━━━ The input

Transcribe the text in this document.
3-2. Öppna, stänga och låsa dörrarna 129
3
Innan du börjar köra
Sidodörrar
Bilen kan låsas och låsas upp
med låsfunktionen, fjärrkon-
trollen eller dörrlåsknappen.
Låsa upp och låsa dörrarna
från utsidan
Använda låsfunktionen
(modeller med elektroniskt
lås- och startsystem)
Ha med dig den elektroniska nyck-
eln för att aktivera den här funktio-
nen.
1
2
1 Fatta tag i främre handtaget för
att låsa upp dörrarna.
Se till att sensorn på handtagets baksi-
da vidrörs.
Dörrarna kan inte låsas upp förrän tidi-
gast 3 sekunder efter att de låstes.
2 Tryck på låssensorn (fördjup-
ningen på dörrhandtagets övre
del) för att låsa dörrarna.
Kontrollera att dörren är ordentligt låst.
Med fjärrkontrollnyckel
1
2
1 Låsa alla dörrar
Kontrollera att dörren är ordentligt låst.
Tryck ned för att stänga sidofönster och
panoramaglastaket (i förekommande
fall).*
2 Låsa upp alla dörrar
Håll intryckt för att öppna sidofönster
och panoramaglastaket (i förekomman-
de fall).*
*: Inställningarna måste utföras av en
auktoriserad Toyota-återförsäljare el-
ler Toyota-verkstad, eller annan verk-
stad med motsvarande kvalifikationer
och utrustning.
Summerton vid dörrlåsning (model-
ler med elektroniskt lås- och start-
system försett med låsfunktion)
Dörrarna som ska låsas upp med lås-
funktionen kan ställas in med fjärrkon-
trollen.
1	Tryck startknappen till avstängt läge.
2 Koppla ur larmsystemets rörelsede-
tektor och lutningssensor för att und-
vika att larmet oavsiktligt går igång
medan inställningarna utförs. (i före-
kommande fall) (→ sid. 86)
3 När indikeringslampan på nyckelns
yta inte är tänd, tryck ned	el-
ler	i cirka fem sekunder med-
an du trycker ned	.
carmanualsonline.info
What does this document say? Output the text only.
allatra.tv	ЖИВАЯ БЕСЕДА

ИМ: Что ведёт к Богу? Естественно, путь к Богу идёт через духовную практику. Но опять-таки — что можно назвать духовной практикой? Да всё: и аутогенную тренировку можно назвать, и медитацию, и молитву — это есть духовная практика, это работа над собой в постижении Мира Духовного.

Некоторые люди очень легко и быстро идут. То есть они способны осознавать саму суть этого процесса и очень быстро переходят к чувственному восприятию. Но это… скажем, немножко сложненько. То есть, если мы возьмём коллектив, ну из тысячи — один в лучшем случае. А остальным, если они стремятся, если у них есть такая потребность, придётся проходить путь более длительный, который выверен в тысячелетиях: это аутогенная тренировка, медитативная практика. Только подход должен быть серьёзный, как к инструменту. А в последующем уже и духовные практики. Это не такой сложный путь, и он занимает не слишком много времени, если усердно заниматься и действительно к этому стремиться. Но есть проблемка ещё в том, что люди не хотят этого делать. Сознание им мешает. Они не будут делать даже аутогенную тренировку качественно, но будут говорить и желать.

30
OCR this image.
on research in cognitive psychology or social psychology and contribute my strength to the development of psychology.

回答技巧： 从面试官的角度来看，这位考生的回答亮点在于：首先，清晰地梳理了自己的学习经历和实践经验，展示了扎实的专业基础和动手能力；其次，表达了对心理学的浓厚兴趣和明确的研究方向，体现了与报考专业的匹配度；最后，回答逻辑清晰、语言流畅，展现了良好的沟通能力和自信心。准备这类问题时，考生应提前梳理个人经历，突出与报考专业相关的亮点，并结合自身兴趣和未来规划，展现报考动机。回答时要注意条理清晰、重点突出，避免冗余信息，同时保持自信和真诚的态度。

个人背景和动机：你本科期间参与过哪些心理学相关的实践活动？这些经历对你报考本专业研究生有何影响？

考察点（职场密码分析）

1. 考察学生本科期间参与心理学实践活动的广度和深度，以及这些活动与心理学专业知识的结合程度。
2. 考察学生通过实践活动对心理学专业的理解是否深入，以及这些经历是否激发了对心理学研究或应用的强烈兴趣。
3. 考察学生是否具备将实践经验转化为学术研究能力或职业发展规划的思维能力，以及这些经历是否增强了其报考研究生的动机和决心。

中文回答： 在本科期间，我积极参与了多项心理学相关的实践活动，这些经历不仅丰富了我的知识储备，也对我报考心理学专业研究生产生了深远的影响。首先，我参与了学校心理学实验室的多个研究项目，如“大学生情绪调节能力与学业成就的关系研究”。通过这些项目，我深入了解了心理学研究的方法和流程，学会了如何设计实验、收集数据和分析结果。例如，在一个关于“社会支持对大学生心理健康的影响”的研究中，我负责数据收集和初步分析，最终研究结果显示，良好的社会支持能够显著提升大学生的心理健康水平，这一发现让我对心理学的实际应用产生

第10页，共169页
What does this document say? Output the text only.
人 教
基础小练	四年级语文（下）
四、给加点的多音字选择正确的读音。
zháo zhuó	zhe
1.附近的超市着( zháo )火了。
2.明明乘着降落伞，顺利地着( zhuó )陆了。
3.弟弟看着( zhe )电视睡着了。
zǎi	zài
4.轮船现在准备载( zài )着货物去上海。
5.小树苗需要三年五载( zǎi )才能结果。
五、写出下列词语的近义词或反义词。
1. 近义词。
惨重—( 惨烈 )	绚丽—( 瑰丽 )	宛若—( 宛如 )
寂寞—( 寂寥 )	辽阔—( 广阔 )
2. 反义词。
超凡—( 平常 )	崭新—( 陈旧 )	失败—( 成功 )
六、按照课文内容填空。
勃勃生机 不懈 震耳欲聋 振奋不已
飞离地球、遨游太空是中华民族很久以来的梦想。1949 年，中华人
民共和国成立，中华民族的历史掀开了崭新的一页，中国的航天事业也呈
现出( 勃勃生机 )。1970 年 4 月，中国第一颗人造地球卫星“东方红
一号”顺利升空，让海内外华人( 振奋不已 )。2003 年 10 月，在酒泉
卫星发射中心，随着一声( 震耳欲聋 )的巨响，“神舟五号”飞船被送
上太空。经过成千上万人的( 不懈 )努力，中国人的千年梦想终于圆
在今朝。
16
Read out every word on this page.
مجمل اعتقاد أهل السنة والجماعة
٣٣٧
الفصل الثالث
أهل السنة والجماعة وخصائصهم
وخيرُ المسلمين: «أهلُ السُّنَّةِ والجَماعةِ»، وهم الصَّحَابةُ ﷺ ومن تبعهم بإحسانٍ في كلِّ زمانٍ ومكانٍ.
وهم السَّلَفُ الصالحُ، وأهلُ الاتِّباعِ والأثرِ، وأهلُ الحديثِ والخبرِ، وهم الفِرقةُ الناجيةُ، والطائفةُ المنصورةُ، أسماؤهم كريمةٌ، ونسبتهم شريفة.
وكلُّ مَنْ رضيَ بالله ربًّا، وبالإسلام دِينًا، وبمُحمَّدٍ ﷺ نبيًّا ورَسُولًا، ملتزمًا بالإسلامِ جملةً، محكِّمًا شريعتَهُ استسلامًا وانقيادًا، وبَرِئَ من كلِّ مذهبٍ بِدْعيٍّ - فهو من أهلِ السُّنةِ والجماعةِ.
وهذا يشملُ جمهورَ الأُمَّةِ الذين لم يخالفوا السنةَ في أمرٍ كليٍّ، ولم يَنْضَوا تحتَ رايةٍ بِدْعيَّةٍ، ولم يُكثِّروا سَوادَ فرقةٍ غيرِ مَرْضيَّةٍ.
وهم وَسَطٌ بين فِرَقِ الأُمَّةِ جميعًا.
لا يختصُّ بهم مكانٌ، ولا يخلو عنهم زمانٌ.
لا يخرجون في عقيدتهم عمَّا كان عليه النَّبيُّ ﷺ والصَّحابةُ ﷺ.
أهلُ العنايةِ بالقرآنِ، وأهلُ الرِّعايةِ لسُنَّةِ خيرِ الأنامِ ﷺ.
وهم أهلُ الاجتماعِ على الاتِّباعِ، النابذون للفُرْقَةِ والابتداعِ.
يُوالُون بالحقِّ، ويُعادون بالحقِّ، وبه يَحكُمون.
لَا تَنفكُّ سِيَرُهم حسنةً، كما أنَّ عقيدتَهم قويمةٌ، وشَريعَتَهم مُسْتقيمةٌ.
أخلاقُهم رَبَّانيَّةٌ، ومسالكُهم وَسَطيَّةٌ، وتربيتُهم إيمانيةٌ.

━━━━━━

_Task_
Count every line of the records that holds the string "inte". Write only the total.

_Expected answer_
2